### Exercise objective
Copy every line of the listing that holds the string "физического".

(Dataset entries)
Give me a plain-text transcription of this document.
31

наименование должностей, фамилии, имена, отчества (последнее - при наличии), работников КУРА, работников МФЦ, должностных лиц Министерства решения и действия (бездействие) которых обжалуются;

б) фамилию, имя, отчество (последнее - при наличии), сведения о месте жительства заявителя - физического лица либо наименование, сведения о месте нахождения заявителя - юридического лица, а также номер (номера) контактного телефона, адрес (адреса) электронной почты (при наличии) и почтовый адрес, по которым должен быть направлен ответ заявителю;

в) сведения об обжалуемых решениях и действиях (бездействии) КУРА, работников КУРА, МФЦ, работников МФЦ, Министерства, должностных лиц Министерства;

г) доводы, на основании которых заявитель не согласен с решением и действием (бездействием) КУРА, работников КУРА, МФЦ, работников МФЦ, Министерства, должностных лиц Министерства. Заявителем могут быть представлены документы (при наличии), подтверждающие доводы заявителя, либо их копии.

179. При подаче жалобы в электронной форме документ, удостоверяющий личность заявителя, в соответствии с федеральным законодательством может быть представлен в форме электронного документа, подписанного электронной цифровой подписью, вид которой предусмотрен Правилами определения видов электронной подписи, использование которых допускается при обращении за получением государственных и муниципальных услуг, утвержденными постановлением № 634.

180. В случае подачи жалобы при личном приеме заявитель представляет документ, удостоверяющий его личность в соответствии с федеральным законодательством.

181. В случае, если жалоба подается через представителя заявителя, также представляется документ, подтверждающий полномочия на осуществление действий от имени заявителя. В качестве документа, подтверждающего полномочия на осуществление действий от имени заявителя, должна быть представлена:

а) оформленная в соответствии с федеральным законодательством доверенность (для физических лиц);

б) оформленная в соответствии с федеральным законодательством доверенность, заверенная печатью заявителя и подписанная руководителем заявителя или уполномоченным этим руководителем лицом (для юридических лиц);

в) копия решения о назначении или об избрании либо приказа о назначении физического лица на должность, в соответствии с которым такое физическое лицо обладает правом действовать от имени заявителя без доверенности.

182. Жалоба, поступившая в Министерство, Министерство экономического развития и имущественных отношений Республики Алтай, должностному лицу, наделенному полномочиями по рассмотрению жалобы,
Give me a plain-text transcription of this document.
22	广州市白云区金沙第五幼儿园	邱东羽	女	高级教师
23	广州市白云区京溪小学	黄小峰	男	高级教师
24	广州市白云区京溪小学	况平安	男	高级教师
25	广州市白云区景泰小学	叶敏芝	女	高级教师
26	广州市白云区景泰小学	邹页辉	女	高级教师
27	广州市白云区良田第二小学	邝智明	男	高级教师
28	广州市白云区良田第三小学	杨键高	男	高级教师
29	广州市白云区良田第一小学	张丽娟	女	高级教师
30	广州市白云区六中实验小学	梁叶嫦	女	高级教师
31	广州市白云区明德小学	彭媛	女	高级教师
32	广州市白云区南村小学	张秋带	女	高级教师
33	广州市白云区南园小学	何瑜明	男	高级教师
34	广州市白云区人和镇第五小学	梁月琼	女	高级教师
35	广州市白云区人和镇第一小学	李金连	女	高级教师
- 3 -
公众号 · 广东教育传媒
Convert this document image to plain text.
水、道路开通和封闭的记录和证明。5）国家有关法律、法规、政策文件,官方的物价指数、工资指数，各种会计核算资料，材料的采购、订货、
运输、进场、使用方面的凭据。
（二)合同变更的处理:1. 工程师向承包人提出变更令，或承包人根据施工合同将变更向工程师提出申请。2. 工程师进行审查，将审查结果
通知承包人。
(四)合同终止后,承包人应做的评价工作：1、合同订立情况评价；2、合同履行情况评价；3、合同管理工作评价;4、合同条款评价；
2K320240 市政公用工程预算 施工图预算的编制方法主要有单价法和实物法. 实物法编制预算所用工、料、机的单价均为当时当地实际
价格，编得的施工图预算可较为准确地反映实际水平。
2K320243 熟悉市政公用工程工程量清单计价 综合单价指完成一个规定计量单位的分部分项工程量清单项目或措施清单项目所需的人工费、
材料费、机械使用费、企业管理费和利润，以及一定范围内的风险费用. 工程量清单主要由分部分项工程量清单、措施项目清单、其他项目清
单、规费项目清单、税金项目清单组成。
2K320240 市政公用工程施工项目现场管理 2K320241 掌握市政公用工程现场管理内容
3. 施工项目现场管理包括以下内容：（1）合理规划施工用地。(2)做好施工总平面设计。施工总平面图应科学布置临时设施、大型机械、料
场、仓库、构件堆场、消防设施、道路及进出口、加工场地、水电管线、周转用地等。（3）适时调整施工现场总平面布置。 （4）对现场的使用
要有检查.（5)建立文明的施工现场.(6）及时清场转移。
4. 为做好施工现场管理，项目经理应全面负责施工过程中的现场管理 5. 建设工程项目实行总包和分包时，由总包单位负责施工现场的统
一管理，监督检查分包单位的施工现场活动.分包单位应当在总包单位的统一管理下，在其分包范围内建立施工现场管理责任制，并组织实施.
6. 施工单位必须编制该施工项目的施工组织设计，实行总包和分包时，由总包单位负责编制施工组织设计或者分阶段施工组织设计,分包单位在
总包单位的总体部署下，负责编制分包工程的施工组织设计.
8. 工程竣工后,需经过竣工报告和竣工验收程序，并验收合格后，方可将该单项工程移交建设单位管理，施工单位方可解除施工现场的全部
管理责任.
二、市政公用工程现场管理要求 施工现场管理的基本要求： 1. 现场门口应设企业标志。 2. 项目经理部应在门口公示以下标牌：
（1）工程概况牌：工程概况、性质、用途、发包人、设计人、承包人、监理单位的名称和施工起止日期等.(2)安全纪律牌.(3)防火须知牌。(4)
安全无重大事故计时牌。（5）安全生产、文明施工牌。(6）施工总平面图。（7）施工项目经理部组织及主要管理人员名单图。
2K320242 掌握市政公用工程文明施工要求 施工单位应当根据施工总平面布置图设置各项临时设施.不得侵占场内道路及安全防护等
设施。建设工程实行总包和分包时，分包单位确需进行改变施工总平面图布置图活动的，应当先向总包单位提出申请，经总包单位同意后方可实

### Answer for this exercise
б) фамилию, имя, отчество (последнее - при наличии), сведения о месте жительства заявителя - физического лица либо наименование, сведения о месте нахождения заявителя - юридического лица, а также номер (номера) контактного телефона, адрес (адреса) электронной почты (при наличии) и почтовый адрес, по которым должен быть направлен ответ заявителю;
в) копия решения о назначении или об избрании либо приказа о назначении физического лица на должность, в соответствии с которым такое физическое лицо обладает правом действовать от имени заявителя без доверенности.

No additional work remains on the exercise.